### YOUR INSTRUCTIONS
Revise everything from the line containing "description: construction [136,543,211,560]" down to the line containing "arrow: right [620,358,680,432]", swapping "satellite dish" for "antenna". Reproduce only those lines, with nothing else altered.

*** LISTED RECORDS ***

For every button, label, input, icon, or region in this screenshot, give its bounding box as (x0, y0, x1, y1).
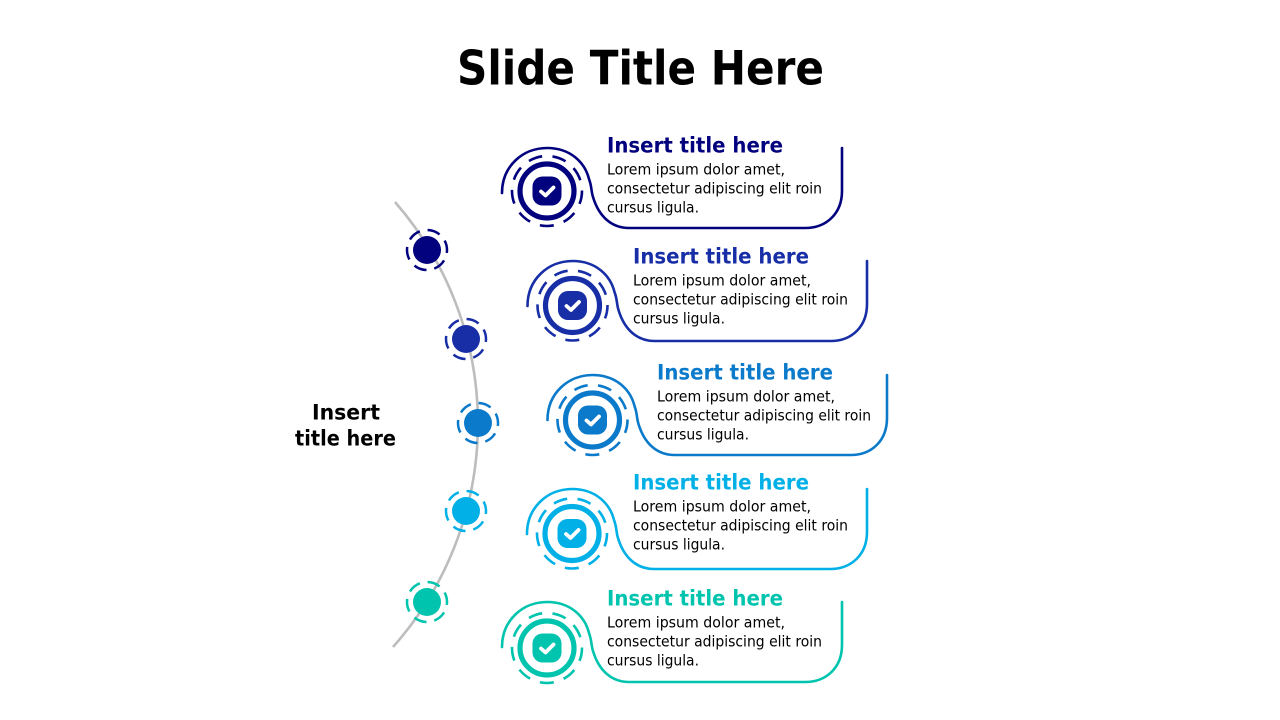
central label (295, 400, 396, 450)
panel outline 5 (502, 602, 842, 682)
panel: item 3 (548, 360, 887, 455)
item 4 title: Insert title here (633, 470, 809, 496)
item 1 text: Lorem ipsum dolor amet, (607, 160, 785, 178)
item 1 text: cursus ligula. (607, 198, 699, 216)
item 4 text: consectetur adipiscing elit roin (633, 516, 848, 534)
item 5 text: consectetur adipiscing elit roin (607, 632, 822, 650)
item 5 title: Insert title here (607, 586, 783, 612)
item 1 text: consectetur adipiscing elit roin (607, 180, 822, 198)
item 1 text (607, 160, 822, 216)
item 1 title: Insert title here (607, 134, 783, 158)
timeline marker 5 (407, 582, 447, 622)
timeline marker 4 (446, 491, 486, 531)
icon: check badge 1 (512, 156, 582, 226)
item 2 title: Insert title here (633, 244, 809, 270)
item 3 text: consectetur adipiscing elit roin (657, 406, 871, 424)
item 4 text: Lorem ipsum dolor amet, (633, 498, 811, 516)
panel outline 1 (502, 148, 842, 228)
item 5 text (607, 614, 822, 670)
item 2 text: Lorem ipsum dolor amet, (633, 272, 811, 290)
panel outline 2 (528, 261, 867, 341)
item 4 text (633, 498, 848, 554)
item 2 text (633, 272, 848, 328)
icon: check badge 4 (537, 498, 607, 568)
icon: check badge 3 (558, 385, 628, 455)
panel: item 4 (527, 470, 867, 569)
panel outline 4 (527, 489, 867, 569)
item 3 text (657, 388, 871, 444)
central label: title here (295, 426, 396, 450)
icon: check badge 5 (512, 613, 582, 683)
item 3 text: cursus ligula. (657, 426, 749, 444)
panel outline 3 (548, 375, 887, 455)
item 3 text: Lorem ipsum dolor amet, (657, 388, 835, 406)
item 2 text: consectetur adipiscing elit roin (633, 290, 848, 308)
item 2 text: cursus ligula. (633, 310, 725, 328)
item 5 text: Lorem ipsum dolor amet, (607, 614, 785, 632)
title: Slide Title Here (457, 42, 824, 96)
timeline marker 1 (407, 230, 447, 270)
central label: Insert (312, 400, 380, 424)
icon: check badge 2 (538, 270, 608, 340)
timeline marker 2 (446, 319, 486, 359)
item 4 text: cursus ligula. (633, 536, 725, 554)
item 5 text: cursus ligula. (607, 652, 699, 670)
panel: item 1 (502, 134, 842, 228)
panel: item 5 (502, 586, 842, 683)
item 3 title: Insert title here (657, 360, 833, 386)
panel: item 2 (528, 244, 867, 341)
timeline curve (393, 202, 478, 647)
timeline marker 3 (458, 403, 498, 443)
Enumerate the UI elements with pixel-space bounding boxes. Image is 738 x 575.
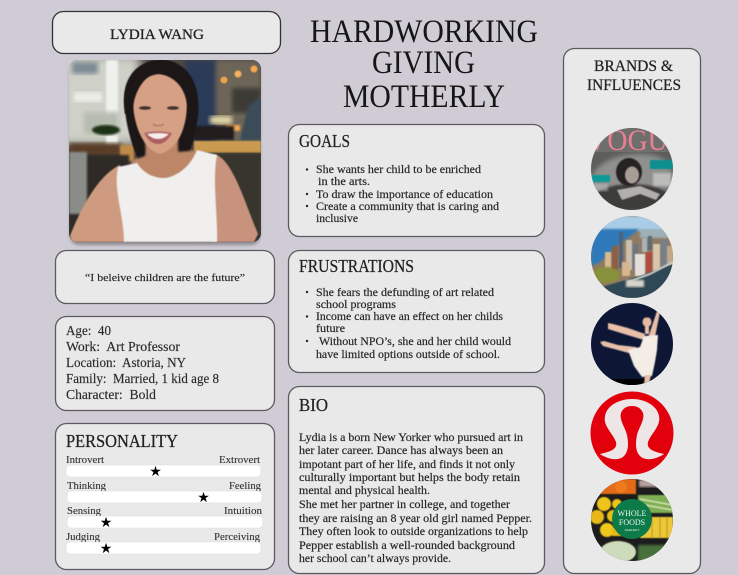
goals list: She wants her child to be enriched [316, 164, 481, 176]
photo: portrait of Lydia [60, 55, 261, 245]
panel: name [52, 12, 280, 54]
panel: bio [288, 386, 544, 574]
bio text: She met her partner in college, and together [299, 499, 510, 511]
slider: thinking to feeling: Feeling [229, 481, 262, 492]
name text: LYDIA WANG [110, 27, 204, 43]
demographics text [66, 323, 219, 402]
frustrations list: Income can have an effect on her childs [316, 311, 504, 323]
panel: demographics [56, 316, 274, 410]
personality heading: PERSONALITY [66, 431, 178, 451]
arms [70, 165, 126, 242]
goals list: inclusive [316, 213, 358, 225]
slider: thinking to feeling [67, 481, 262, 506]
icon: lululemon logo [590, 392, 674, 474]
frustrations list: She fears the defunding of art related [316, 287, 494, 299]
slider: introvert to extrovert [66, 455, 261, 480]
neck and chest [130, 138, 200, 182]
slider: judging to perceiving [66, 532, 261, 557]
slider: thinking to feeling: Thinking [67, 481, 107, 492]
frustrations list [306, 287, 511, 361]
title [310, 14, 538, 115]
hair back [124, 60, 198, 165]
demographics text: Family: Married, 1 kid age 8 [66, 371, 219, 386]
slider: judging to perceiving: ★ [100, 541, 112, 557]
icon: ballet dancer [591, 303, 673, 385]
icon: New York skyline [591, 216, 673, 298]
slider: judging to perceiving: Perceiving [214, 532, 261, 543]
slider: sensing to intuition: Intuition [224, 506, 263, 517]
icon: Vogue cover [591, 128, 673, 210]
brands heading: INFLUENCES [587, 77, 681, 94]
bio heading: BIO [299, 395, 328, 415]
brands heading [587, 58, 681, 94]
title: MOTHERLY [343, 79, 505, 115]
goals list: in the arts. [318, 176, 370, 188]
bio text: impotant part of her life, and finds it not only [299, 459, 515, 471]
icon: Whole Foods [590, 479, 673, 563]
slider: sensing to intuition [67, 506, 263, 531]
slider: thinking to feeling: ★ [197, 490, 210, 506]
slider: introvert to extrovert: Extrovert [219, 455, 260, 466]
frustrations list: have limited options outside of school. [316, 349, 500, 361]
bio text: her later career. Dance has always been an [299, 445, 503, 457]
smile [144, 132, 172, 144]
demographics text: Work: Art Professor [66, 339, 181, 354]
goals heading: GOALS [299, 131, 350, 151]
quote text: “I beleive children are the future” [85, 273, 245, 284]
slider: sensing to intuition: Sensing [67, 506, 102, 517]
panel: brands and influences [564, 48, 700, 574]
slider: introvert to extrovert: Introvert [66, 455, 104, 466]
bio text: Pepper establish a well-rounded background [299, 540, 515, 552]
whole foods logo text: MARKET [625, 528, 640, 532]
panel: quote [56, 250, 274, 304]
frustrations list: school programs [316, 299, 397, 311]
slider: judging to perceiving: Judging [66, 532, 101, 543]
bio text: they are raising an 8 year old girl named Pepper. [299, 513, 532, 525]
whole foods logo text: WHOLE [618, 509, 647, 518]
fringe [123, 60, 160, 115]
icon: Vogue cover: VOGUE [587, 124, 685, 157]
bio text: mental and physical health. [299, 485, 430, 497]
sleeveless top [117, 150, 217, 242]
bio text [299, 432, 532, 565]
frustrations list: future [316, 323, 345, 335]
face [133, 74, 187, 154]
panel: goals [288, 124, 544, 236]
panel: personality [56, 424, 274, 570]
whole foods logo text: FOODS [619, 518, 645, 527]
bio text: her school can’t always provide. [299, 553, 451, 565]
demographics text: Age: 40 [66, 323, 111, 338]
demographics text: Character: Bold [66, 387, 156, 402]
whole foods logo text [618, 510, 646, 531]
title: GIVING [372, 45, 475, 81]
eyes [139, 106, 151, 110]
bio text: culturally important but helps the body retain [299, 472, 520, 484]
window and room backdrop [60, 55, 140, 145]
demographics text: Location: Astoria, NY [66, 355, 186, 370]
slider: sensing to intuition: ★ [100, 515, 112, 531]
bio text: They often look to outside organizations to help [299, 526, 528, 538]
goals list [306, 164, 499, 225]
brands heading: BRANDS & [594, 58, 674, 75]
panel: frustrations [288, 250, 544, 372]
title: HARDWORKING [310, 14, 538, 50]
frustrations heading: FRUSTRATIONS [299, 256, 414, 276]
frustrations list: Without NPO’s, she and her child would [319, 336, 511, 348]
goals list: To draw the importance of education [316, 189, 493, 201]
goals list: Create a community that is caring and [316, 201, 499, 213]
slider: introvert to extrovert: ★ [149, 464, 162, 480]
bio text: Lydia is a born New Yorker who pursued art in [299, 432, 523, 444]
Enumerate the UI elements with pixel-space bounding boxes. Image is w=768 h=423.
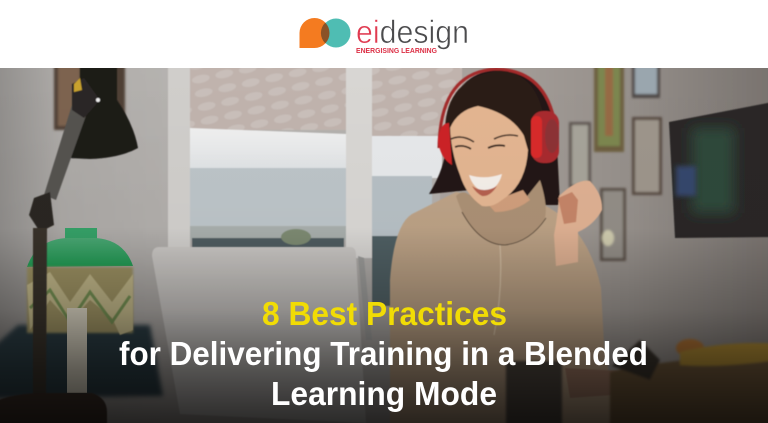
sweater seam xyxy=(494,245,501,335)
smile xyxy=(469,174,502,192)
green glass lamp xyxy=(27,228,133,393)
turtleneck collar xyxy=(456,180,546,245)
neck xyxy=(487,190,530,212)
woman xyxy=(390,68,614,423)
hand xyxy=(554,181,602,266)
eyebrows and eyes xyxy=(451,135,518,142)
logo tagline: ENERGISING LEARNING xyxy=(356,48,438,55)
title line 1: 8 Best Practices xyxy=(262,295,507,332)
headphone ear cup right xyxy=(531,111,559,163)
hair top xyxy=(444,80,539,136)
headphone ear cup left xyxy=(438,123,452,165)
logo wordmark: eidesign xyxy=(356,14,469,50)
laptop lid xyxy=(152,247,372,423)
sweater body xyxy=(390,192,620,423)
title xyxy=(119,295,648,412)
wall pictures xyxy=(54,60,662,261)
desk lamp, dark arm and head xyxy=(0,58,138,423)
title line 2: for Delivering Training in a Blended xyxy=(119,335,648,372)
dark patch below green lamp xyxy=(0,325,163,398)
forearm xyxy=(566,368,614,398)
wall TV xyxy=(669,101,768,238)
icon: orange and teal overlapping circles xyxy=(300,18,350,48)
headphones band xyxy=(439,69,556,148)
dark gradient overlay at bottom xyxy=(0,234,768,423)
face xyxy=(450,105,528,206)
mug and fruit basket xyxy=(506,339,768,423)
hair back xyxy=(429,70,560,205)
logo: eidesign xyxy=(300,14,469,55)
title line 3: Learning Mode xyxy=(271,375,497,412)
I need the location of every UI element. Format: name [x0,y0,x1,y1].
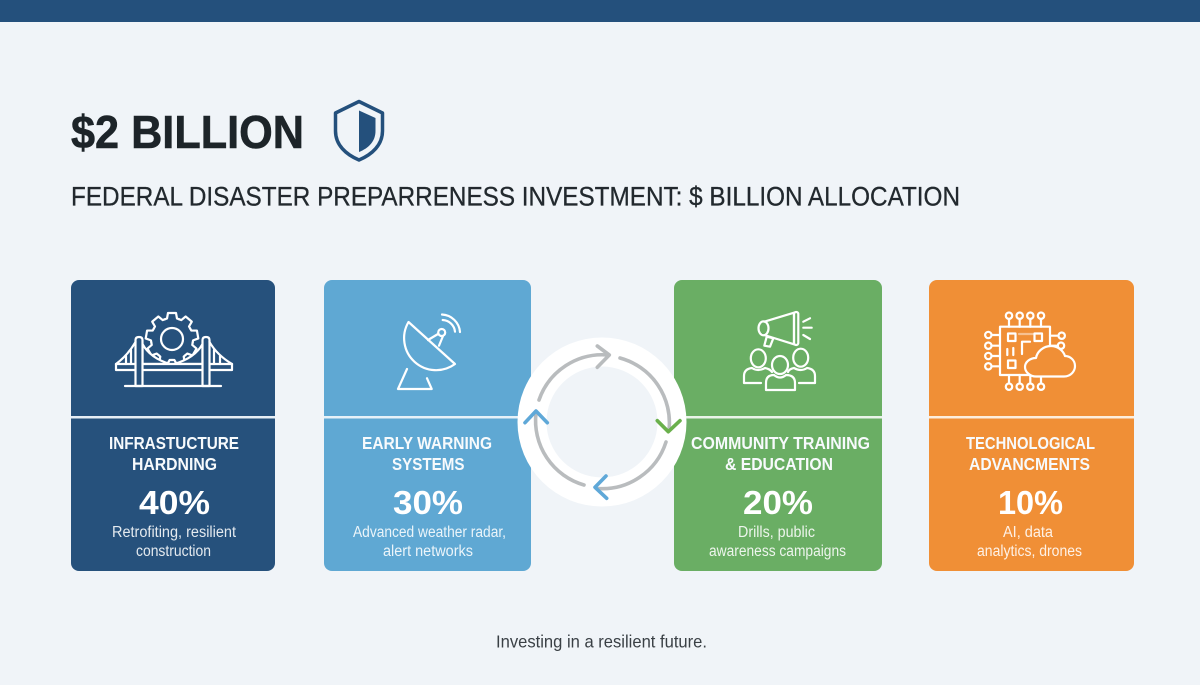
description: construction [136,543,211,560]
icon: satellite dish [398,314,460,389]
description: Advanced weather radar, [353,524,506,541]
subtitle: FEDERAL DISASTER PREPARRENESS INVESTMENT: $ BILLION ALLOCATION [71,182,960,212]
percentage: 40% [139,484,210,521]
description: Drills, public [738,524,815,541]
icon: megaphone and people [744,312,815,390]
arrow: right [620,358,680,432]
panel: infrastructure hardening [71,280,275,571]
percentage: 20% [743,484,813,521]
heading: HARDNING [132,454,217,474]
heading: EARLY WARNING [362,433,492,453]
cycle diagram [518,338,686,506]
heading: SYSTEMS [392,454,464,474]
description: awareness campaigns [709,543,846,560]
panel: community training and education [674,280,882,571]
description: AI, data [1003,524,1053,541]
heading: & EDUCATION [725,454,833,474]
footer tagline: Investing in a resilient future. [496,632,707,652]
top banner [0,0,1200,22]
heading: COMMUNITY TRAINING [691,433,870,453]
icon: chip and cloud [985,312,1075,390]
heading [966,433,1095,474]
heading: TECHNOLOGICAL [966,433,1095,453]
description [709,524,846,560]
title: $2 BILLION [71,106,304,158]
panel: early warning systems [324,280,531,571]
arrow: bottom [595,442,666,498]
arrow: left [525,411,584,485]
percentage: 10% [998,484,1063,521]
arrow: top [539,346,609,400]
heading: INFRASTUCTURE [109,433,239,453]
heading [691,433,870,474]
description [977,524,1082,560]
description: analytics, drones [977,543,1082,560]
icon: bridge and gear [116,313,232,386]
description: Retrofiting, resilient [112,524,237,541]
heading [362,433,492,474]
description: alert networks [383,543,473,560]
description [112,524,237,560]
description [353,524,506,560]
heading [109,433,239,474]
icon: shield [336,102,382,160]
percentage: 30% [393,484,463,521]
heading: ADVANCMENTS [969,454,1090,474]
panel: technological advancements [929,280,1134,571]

***

### ANSWER FOR THIS EXERCISE
description: construction [136,543,211,560]
icon: antenna [398,314,460,389]
description: Advanced weather radar, [353,524,506,541]
subtitle: FEDERAL DISASTER PREPARRENESS INVESTMENT: $ BILLION ALLOCATION [71,182,960,212]
percentage: 40% [139,484,210,521]
description: Drills, public [738,524,815,541]
icon: megaphone and people [744,312,815,390]
arrow: right [620,358,680,432]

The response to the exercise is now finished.